# Provided entries start

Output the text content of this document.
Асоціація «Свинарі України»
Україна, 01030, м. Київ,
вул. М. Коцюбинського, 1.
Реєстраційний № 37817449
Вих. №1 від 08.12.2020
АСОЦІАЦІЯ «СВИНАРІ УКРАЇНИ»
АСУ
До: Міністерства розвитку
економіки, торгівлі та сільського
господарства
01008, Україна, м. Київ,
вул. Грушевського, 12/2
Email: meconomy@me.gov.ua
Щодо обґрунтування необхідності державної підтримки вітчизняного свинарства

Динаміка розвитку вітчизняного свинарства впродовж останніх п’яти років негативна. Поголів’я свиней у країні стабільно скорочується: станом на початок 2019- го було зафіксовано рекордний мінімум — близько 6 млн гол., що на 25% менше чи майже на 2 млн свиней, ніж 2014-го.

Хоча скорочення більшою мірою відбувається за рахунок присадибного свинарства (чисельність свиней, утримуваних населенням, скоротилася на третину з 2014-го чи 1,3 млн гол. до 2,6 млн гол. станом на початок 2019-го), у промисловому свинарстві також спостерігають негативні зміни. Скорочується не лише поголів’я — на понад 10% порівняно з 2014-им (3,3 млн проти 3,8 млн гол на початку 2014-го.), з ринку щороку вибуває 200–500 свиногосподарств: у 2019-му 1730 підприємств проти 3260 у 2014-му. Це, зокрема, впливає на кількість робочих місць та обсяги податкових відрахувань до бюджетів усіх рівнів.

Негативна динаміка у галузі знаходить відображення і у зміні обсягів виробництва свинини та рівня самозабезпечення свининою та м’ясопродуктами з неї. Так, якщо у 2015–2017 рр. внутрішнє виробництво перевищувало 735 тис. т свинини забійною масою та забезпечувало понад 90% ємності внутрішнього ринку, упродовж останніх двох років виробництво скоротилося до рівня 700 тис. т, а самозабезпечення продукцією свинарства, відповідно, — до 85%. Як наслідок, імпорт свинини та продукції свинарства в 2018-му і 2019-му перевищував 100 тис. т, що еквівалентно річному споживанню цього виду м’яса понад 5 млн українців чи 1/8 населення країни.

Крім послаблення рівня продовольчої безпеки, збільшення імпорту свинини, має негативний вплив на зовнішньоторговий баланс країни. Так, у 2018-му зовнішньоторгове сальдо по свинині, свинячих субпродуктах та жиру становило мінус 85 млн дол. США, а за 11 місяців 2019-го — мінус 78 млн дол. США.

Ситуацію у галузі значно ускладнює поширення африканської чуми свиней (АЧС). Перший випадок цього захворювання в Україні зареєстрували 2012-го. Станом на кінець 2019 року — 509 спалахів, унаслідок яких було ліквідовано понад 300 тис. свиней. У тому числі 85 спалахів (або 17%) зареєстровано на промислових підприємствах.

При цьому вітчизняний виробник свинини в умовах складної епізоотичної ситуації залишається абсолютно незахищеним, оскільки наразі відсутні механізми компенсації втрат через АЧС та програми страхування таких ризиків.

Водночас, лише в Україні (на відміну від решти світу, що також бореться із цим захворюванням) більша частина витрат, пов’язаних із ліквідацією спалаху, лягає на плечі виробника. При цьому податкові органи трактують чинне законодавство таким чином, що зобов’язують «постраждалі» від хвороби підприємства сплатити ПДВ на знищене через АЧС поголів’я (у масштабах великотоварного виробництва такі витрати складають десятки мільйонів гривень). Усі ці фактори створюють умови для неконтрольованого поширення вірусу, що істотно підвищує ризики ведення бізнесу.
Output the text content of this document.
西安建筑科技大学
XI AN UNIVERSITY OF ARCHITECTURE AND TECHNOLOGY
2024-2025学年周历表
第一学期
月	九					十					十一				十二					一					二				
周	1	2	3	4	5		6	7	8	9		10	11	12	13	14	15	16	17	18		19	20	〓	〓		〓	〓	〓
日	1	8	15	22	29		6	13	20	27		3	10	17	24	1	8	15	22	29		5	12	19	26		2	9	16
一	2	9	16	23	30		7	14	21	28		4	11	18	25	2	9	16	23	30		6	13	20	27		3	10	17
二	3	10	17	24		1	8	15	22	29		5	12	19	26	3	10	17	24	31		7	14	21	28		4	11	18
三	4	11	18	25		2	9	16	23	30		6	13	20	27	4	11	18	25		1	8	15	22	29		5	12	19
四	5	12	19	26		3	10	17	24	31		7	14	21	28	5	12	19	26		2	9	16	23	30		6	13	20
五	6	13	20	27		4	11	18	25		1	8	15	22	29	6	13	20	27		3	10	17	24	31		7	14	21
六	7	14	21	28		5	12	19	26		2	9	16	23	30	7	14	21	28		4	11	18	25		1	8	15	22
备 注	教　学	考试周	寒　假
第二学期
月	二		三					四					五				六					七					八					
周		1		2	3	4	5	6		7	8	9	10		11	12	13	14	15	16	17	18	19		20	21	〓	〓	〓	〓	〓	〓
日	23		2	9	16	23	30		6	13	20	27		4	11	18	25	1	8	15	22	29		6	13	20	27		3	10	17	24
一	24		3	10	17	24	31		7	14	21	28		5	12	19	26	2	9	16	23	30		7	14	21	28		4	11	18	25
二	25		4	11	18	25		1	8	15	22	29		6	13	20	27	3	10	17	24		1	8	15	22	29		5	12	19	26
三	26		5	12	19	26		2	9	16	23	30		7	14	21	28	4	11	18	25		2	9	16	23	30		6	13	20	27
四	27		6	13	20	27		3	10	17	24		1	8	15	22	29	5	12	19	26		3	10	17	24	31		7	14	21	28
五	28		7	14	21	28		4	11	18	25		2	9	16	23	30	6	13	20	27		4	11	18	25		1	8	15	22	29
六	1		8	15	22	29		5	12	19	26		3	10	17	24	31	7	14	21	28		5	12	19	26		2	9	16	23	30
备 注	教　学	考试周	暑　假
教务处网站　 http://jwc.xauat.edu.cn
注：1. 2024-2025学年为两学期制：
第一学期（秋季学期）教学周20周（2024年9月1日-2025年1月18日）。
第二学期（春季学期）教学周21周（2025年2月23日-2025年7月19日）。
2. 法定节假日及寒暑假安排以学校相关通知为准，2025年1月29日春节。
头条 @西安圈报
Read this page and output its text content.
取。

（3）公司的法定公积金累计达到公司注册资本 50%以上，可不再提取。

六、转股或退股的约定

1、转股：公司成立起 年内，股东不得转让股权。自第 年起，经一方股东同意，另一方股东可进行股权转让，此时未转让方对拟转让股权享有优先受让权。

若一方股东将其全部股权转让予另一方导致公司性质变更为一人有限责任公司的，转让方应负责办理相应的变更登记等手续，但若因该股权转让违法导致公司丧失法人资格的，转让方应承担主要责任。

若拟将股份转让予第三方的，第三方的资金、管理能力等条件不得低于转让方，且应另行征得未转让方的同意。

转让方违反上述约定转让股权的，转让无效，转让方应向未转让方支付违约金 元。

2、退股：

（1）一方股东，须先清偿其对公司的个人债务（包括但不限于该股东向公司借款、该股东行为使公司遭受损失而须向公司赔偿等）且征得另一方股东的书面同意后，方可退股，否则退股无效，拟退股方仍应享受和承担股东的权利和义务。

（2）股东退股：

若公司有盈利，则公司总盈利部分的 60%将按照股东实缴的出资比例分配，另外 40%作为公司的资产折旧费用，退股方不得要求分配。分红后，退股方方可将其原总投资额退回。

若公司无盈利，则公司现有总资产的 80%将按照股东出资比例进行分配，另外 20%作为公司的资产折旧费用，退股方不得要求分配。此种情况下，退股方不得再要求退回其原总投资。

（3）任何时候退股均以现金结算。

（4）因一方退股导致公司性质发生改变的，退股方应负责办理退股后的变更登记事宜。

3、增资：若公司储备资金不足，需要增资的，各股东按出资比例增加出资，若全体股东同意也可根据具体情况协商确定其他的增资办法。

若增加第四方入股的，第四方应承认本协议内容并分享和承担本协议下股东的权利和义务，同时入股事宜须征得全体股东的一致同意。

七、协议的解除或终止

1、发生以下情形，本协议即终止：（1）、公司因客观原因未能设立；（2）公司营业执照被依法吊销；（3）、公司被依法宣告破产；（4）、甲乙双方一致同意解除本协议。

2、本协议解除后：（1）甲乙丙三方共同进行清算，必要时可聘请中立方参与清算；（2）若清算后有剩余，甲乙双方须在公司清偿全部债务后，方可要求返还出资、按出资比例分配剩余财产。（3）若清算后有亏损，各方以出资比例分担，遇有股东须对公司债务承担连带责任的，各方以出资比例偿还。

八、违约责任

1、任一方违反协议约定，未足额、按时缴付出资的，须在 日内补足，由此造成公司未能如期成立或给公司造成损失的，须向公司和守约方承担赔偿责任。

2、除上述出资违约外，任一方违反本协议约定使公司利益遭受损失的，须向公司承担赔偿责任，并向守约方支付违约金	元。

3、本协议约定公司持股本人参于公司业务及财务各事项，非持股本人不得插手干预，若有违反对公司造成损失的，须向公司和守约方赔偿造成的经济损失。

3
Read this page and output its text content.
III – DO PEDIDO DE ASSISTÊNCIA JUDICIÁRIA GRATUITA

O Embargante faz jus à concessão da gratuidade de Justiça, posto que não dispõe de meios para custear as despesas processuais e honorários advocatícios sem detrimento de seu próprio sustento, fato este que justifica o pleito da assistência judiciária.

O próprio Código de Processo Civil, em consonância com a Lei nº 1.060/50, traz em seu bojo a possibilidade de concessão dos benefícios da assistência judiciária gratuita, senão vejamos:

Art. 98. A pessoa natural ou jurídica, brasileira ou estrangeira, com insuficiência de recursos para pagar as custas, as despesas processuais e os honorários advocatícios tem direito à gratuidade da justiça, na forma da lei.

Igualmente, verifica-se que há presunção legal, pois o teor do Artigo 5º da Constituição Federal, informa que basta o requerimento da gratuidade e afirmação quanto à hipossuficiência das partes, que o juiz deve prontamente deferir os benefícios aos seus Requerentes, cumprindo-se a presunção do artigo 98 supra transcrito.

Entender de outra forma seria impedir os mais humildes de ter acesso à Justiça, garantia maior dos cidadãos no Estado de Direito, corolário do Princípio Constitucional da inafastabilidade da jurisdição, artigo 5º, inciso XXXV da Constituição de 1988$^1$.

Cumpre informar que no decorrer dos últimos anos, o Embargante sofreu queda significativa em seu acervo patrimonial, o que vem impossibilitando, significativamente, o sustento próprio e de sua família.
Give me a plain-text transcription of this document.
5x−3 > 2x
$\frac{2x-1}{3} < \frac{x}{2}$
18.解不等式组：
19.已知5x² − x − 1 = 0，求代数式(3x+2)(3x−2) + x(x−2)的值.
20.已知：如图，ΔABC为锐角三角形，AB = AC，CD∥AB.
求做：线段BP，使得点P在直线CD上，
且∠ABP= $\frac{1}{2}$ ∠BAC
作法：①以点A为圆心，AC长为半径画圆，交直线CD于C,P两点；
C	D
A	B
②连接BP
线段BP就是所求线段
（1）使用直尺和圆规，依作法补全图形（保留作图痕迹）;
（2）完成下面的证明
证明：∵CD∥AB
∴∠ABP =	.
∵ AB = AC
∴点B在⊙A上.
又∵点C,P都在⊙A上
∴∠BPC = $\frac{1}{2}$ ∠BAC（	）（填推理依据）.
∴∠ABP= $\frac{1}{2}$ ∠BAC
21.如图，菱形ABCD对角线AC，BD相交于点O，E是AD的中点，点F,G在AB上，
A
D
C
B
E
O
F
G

# Provided entries end

Search the data for "frac". Copy every line that has it.

$\frac{2x-1}{3} < \frac{x}{2}$
且∠ABP= $\frac{1}{2}$ ∠BAC
∴∠BPC = $\frac{1}{2}$ ∠BAC（	）（填推理依据）.
∴∠ABP= $\frac{1}{2}$ ∠BAC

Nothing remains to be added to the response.